## GOAL:
Extract from the listing each line in which the word "présure" appears.

## ITEMS:

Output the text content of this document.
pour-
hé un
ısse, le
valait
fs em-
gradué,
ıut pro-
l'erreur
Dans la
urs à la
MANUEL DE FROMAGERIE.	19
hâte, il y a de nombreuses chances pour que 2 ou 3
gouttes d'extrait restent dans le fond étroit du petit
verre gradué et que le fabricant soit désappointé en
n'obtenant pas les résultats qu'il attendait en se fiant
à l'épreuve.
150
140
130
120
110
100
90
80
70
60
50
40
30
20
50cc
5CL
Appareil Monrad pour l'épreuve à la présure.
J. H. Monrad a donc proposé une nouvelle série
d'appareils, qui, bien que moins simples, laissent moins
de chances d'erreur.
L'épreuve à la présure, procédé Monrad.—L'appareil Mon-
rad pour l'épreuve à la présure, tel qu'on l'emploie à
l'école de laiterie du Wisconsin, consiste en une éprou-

## RESPONSE TO THE EXERCISE:
Appareil Monrad pour l'épreuve à la présure.
L'épreuve à la présure, procédé Monrad.—L'appareil Mon-
rad pour l'épreuve à la présure, tel qu'on l'emploie à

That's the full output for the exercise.